What to work on: Transcribe all of the data exactly. Omit the pictures.

Information provided:

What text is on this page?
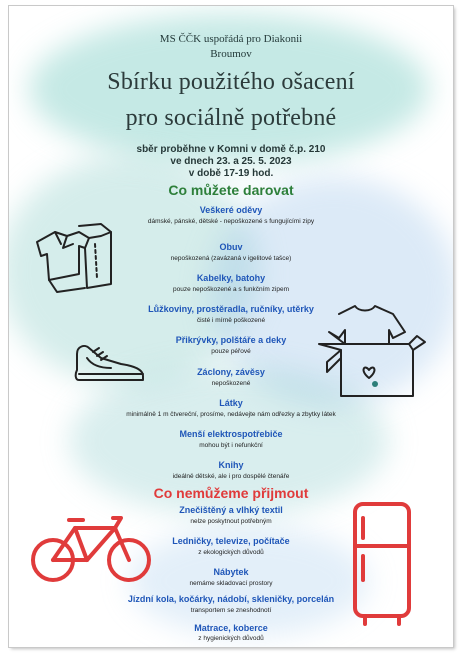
MS ČČK uspořádá pro Diakonii
Broumov
Sbírku použitého ošacení
pro sociálně potřebné
sběr proběhne v Komni v domě č.p. 210
ve dnech 23. a 25. 5. 2023
v době 17-19 hod.
Co můžete darovat
Veškeré oděvy
dámské, pánské, dětské - nepoškozené s fungujícími zipy
Obuv
nepoškozená (zavázaná v igelitové tašce)
Kabelky, batohy
pouze nepoškozené a s funkčním zipem
Lůžkoviny, prostěradla, ručníky, utěrky
čisté i mírně poškozené
Přikrývky, polštáře a deky
pouze péřové
Záclony, závěsy
nepoškozené
Látky
minimálně 1 m čtvereční, prosíme, nedávejte nám odřezky a zbytky látek
Menší elektrospotřebiče
mohou být i nefunkční
Knihy
ideálně dětské, ale i pro dospělé čtenáře
Co nemůžeme přijmout
Znečištěný a vlhký textil
nelze poskytnout potřebným
Ledničky, televize, počítače
z ekologických důvodů
Nábytek
nemáme skladovací prostory
Jízdní kola, kočárky, nádobí, skleničky, porcelán
transportem se zneshodnotí
Matrace, koberce
z hygienických důvodů
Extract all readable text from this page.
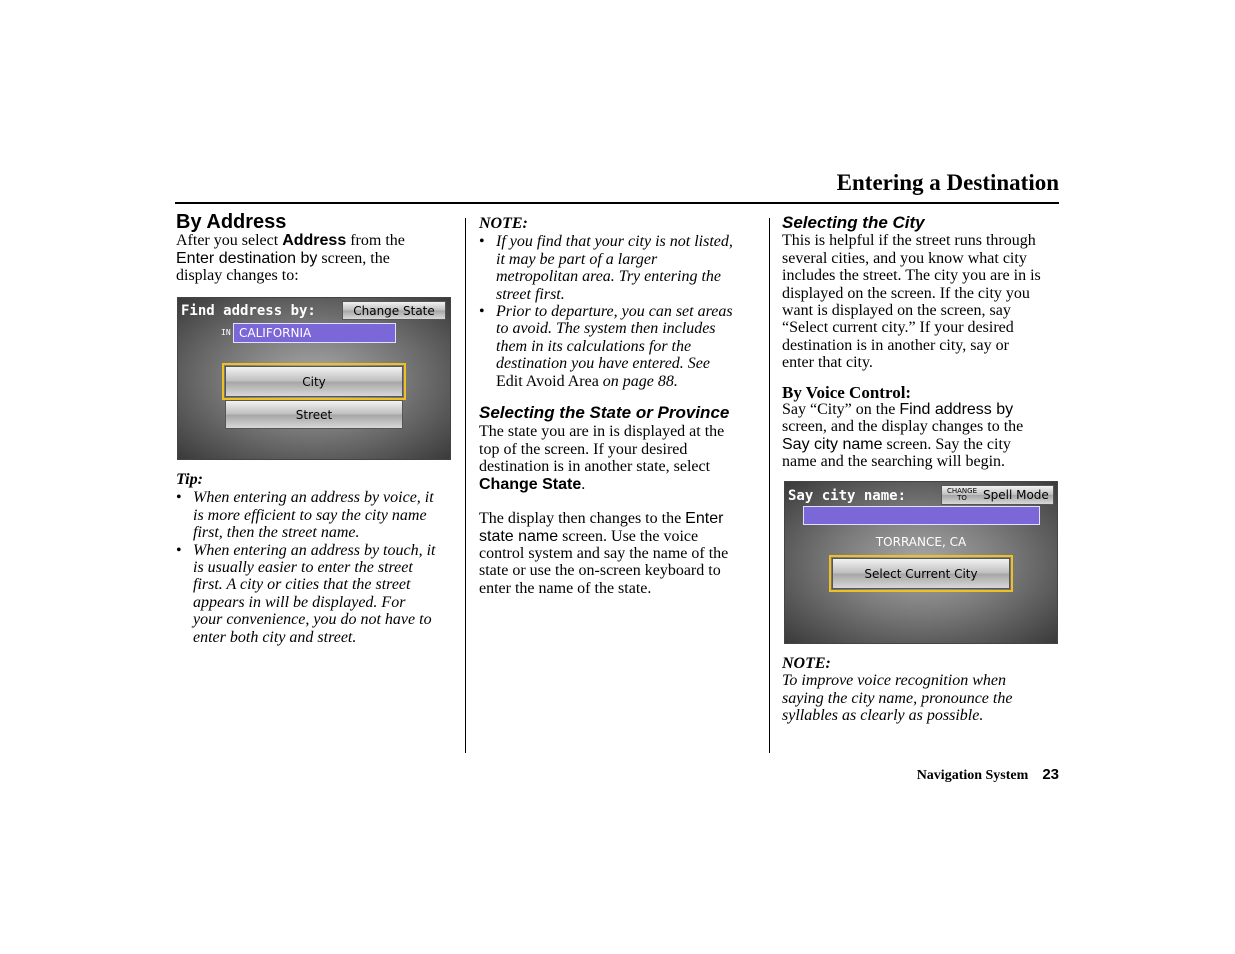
Entering a Destination
By Address

After you select Address from the
Enter destination by screen, the
display changes to:

Find address by:	Change State
IN CALIFORNIA
City
Street
Tip:
• When entering an address by voice, it
is more efficient to say the city name
first, then the street name.
• When entering an address by touch, it
is usually easier to enter the street
first. A city or cities that the street
appears in will be displayed. For
your convenience, you do not have to
enter both city and street.
NOTE:
• If you find that your city is not listed,
it may be part of a larger
metropolitan area. Try entering the
street first.
• Prior to departure, you can set areas
to avoid. The system then includes
them in its calculations for the
destination you have entered. See
Edit Avoid Area on page 88.
Selecting the State or Province

The state you are in is displayed at the
top of the screen. If your desired
destination is in another state, select
Change State.

The display then changes to the Enter
state name screen. Use the voice
control system and say the name of the
state or use the on-screen keyboard to
enter the name of the state.

Selecting the City

This is helpful if the street runs through
several cities, and you know what city
includes the street. The city you are in is
displayed on the screen. If the city you
want is displayed on the screen, say
“Select current city.” If your desired
destination is in another city, say or
enter that city.

By Voice Control:

Say “City” on the Find address by
screen, and the display changes to the
Say city name screen. Say the city
name and the searching will begin.

Say city name:	CHANGE TO	Spell Mode
TORRANCE, CA
Select Current City
NOTE:

To improve voice recognition when
saying the city name, pronounce the
syllables as clearly as possible.

Navigation System 23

Solution to this task:
What text is on this page?
MS ČČK uspořádá pro Diakonii
Broumov
Sbírku použitého ošacení
pro sociálně potřebné
sběr proběhne v Komni v domě č.p. 210
ve dnech 23. a 25. 5. 2023
v době 17-19 hod.
Co můžete darovat
Veškeré oděvy
dámské, pánské, dětské - nepoškozené s fungujícími zipy
Obuv
nepoškozená (zavázaná v igelitové tašce)
Kabelky, batohy
pouze nepoškozené a s funkčním zipem
Lůžkoviny, prostěradla, ručníky, utěrky
čisté i mírně poškozené
Přikrývky, polštáře a deky
pouze péřové
Záclony, závěsy
nepoškozené
Látky
minimálně 1 m čtvereční, prosíme, nedávejte nám odřezky a zbytky látek
Menší elektrospotřebiče
mohou být i nefunkční
Knihy
ideálně dětské, ale i pro dospělé čtenáře
Co nemůžeme přijmout
Znečištěný a vlhký textil
nelze poskytnout potřebným
Ledničky, televize, počítače
z ekologických důvodů
Nábytek
nemáme skladovací prostory
Jízdní kola, kočárky, nádobí, skleničky, porcelán
transportem se zneshodnotí
Matrace, koberce
z hygienických důvodů
Extract all readable text from this page.
Entering a Destination
By Address

After you select Address from the
Enter destination by screen, the
display changes to:

Find address by:	Change State
IN CALIFORNIA
City
Street
Tip:
• When entering an address by voice, it
is more efficient to say the city name
first, then the street name.
• When entering an address by touch, it
is usually easier to enter the street
first. A city or cities that the street
appears in will be displayed. For
your convenience, you do not have to
enter both city and street.
NOTE:
• If you find that your city is not listed,
it may be part of a larger
metropolitan area. Try entering the
street first.
• Prior to departure, you can set areas
to avoid. The system then includes
them in its calculations for the
destination you have entered. See
Edit Avoid Area on page 88.
Selecting the State or Province

The state you are in is displayed at the
top of the screen. If your desired
destination is in another state, select
Change State.

The display then changes to the Enter
state name screen. Use the voice
control system and say the name of the
state or use the on-screen keyboard to
enter the name of the state.

Selecting the City

This is helpful if the street runs through
several cities, and you know what city
includes the street. The city you are in is
displayed on the screen. If the city you
want is displayed on the screen, say
“Select current city.” If your desired
destination is in another city, say or
enter that city.

By Voice Control:

Say “City” on the Find address by
screen, and the display changes to the
Say city name screen. Say the city
name and the searching will begin.

Say city name:	CHANGE TO	Spell Mode
TORRANCE, CA
Select Current City
NOTE:

To improve voice recognition when
saying the city name, pronounce the
syllables as clearly as possible.

Navigation System 23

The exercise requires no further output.